• REQUIRED TASK
From the listing, collect all lines containing the word "そのまま走行を続けますと".

** begin LISTED RECORDS **

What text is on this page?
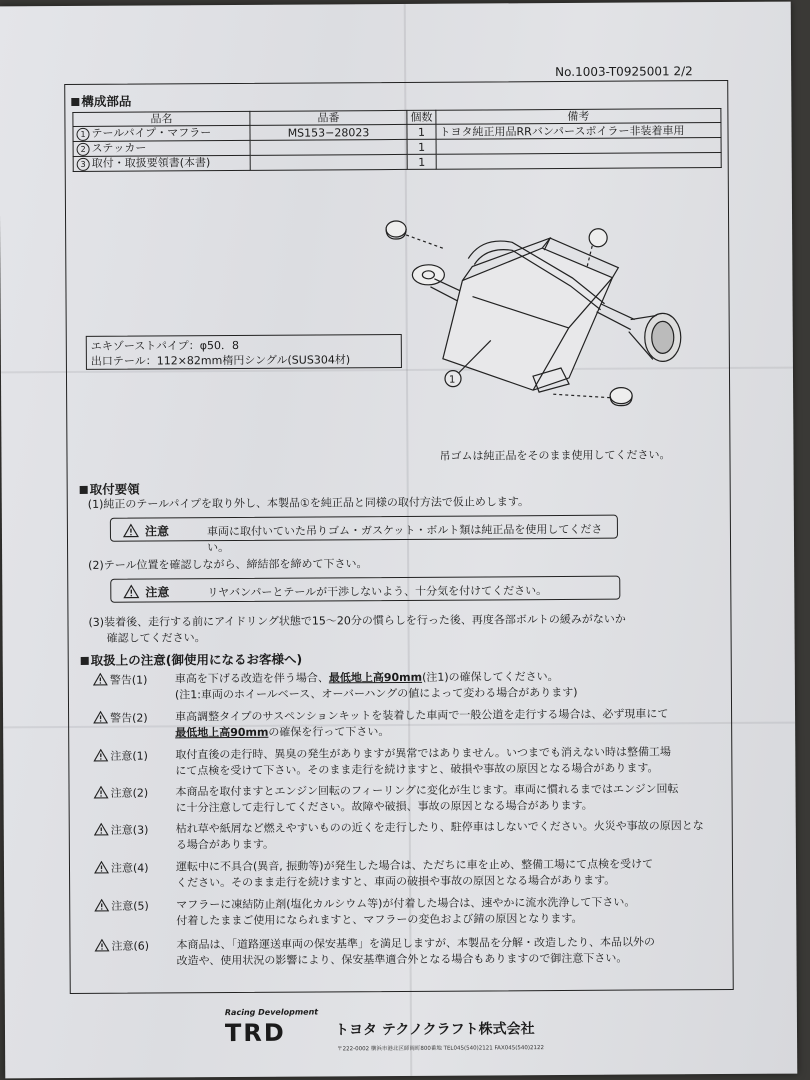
No.1003-T0925001 2/2
構成部品
品名	品番	個数	備考
1 テールパイプ・マフラー	MS153−28023	1	トヨタ純正用品RRバンパースポイラー非装着車用
2 ステッカー		1	
3 取付・取扱要領書(本書)		1	
エキゾーストパイプ：φ50．8
出口テール：112×82mm楕円シングル(SUS304材)
1
吊ゴムは純正品をそのまま使用してください。
取付要領
(1)純正のテールパイプを取り外し、本製品①を純正品と同様の取付方法で仮止めします。
注意	車両に取付いていた吊りゴム・ガスケット・ボルト類は純正品を使用してください。
(2)テール位置を確認しながら、締結部を締めて下さい。
注意	リヤバンパーとテールが干渉しないよう、十分気を付けてください。
(3)装着後、走行する前にアイドリング状態で15～20分の慣らしを行った後、再度各部ボルトの緩みがないか
確認してください。
取扱上の注意(御使用になるお客様へ)
警告(1) 車高を下げる改造を伴う場合、最低地上高90mm(注1)の確保してください。
(注1:車両のホイールベース、オーバーハングの値によって変わる場合があります)
警告(2) 車高調整タイプのサスペンションキットを装着した車両で一般公道を走行する場合は、必ず現車にて
最低地上高90mmの確保を行って下さい。
注意(1) 取付直後の走行時、異臭の発生がありますが異常ではありません。いつまでも消えない時は整備工場
にて点検を受けて下さい。そのまま走行を続けますと、破損や事故の原因となる場合があります。
注意(2) 本商品を取付ますとエンジン回転のフィーリングに変化が生じます。車両に慣れるまではエンジン回転
に十分注意して走行してください。故障や破損、事故の原因となる場合があります。
注意(3) 枯れ草や紙屑など燃えやすいものの近くを走行したり、駐停車はしないでください。火災や事故の原因とな
る場合があります。
注意(4) 運転中に不具合(異音, 振動等)が発生した場合は、ただちに車を止め、整備工場にて点検を受けて
ください。そのまま走行を続けますと、車両の破損や事故の原因となる場合があります。
注意(5) マフラーに凍結防止剤(塩化カルシウム等)が付着した場合は、速やかに流水洗浄して下さい。
付着したままご使用になられますと、マフラーの変色および錆の原因となります。
注意(6) 本商品は、「道路運送車両の保安基準」を満足しますが、本製品を分解・改造したり、本品以外の
改造や、使用状況の影響により、保安基準適合外となる場合もありますので御注意下さい。
Racing Development
TRD	トヨタ テクノクラフト株式会社
〒222-0002 横浜市港北区師岡町800番地 TEL045(540)2121 FAX045(540)2122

** end LISTED RECORDS **

• THE RESULT
にて点検を受けて下さい。そのまま走行を続けますと、破損や事故の原因となる場合があります。
ください。そのまま走行を続けますと、車両の破損や事故の原因となる場合があります。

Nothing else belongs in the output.